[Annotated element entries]

=======

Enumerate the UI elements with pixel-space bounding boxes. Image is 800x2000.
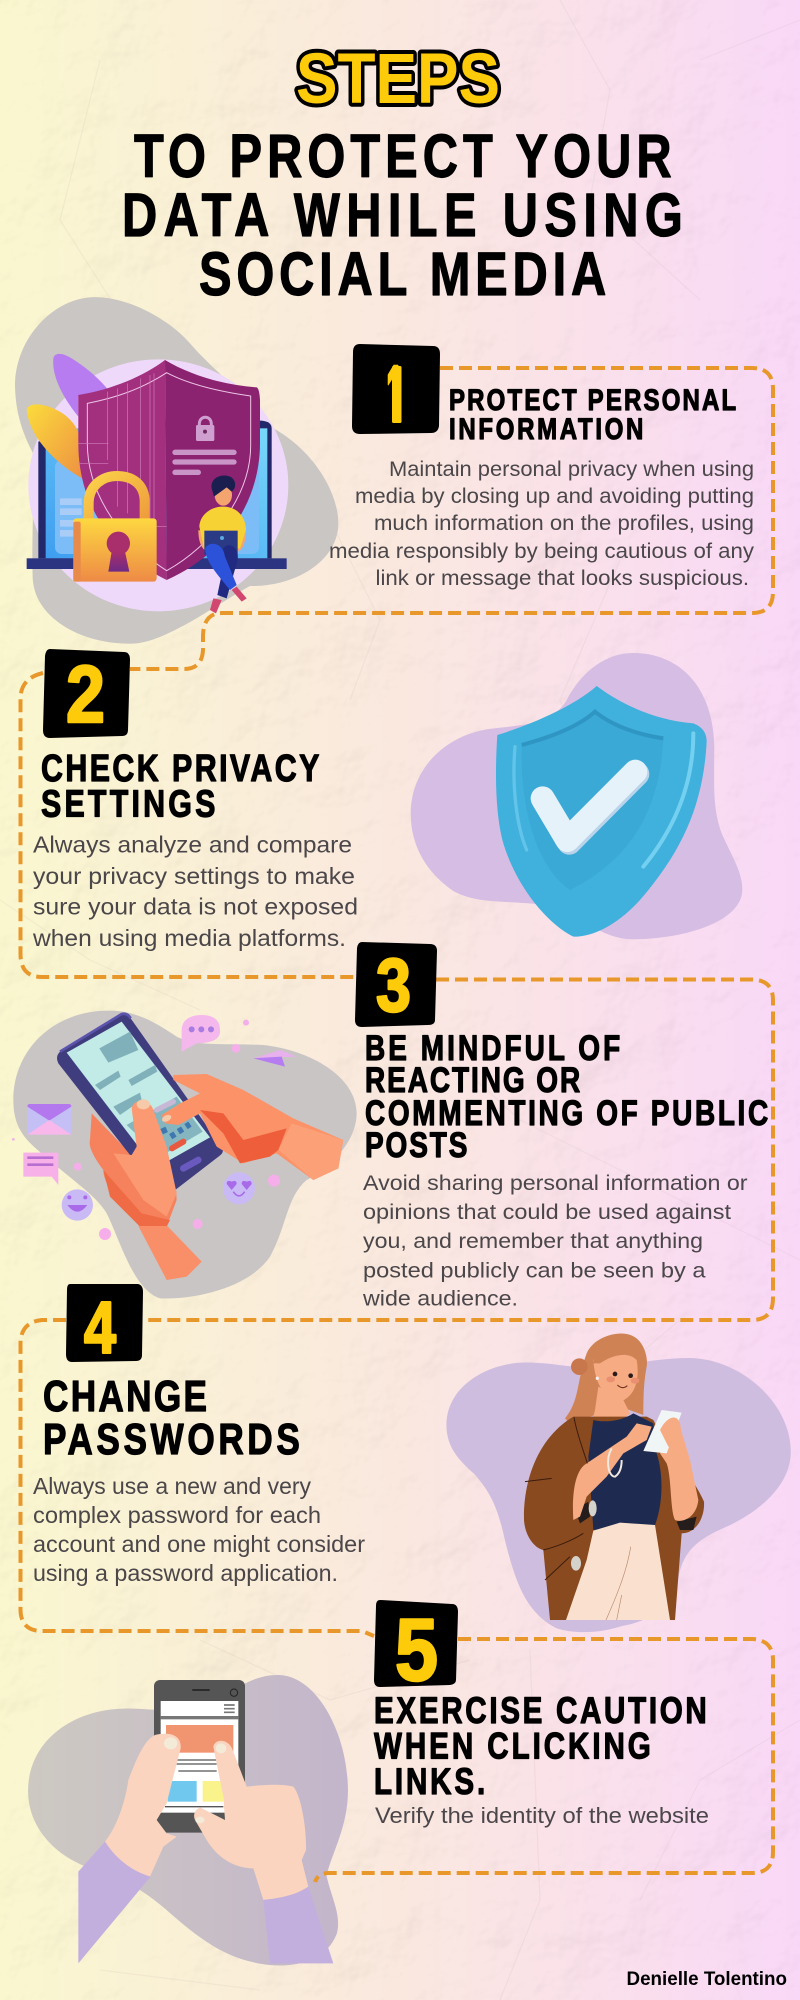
illustration: shield, padlock and person with laptop <box>15 297 338 644</box>
heading 3: COMMENTING OF PUBLIC <box>365 1093 768 1133</box>
icon: chat dots <box>182 1015 220 1052</box>
dashed border with connector to step 2 <box>130 368 773 669</box>
badge 3 <box>355 942 437 1027</box>
body text 3 <box>362 1172 748 1311</box>
heading 1 <box>449 382 736 446</box>
heading 1: PROTECT PERSONAL <box>449 382 736 417</box>
dashed border <box>143 980 773 1320</box>
heading 3 <box>365 1028 768 1165</box>
body text 2 <box>32 832 358 951</box>
icon: smiley <box>62 1189 93 1221</box>
body text 4 <box>33 1473 365 1586</box>
heading 5: EXERCISE CAUTION <box>374 1691 707 1732</box>
badge 3: 3 <box>376 943 411 1027</box>
body text 1: link or message that looks suspicious. <box>376 567 749 590</box>
title line 3: SOCIAL MEDIA <box>199 240 606 308</box>
heading 4: PASSWORDS <box>43 1415 300 1464</box>
badge 5: 5 <box>395 1600 438 1699</box>
illustration: hands holding a phone with message icons <box>12 1011 357 1298</box>
title word: steps: STEPS <box>296 40 500 119</box>
heading 2: SETTINGS <box>41 783 215 825</box>
badge 1: 1 <box>386 348 404 441</box>
body text 4: using a password application. <box>33 1560 338 1586</box>
body text 1: much information on the profiles, using <box>374 512 754 535</box>
body text 1 <box>329 458 755 590</box>
body text 3: opinions that could be used against <box>363 1201 731 1224</box>
illustration: blue shield with check mark <box>411 653 742 939</box>
panel: step 1 <box>130 344 773 669</box>
heading 3: BE MINDFUL OF <box>365 1028 620 1068</box>
icon: message bubble <box>23 1153 58 1185</box>
badge 2: 2 <box>66 650 105 740</box>
title line 1: TO PROTECT YOUR <box>134 122 672 190</box>
badge 4 <box>66 1284 143 1369</box>
panel: step 3 <box>143 942 773 1320</box>
illustration: hands tapping a smartphone <box>28 1675 348 1966</box>
body text 1: media by closing up and avoiding putting <box>355 485 754 508</box>
heading 5: WHEN CLICKING <box>374 1726 651 1767</box>
body text 2: your privacy settings to make <box>33 863 355 889</box>
title <box>122 40 683 308</box>
body text 3: you, and remember that anything <box>363 1230 703 1253</box>
title line 2: DATA WHILE USING <box>122 181 683 249</box>
panel: step 2 <box>20 649 358 977</box>
body text 1: Maintain personal privacy when using <box>389 458 754 481</box>
body text 4: complex password for each <box>33 1502 321 1528</box>
badge 4: 4 <box>84 1288 116 1369</box>
heading 4: CHANGE <box>43 1372 207 1421</box>
body text 4: account and one might consider <box>33 1531 365 1557</box>
dashed border <box>20 1320 374 1636</box>
icon: paper plane <box>253 1050 297 1067</box>
panel: step 4 <box>20 1284 374 1636</box>
heading 3: REACTING OR <box>365 1060 580 1100</box>
body text 2: Always analyze and compare <box>33 832 352 858</box>
illustration: woman holding a phone <box>446 1334 791 1632</box>
heading 4 <box>43 1372 300 1464</box>
icon: envelope <box>27 1104 71 1135</box>
body text 1: media responsibly by being cautious of any <box>329 540 755 563</box>
heading 5: LINKS. <box>374 1762 485 1803</box>
heading 2 <box>41 748 319 825</box>
body text 3: wide audience. <box>362 1288 518 1311</box>
body text 2: sure your data is not exposed <box>33 894 358 920</box>
body text 4: Always use a new and very <box>33 1473 311 1499</box>
body text 3: Avoid sharing personal information or <box>363 1172 748 1195</box>
heading 1: INFORMATION <box>449 411 643 446</box>
heading 5 <box>374 1691 707 1803</box>
badge 2 <box>43 649 130 740</box>
body text 3: posted publicly can be seen by a <box>363 1260 706 1282</box>
credit: Denielle Tolentino <box>626 1969 787 1990</box>
badge 1 <box>352 344 440 441</box>
icon: heart eyes <box>223 1172 255 1204</box>
body text 2: when using media platforms. <box>32 925 346 951</box>
dashed border <box>315 1639 773 1882</box>
badge 5 <box>374 1600 458 1699</box>
heading 2: CHECK PRIVACY <box>41 748 319 790</box>
heading 3: POSTS <box>365 1125 467 1165</box>
panel: step 5 <box>315 1600 773 1882</box>
dashed border <box>20 673 356 977</box>
body text 5: Verify the identity of the website <box>375 1803 709 1828</box>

=======

**Written instruction**. Identify every line of the material that contains the string "title", and copy each one. Case counts.

**Answer**.
title line 3: SOCIAL MEDIA <box>199 240 606 308</box>
title word: steps: STEPS <box>296 40 500 119</box>
title line 1: TO PROTECT YOUR <box>134 122 672 190</box>
title <box>122 40 683 308</box>
title line 2: DATA WHILE USING <box>122 181 683 249</box>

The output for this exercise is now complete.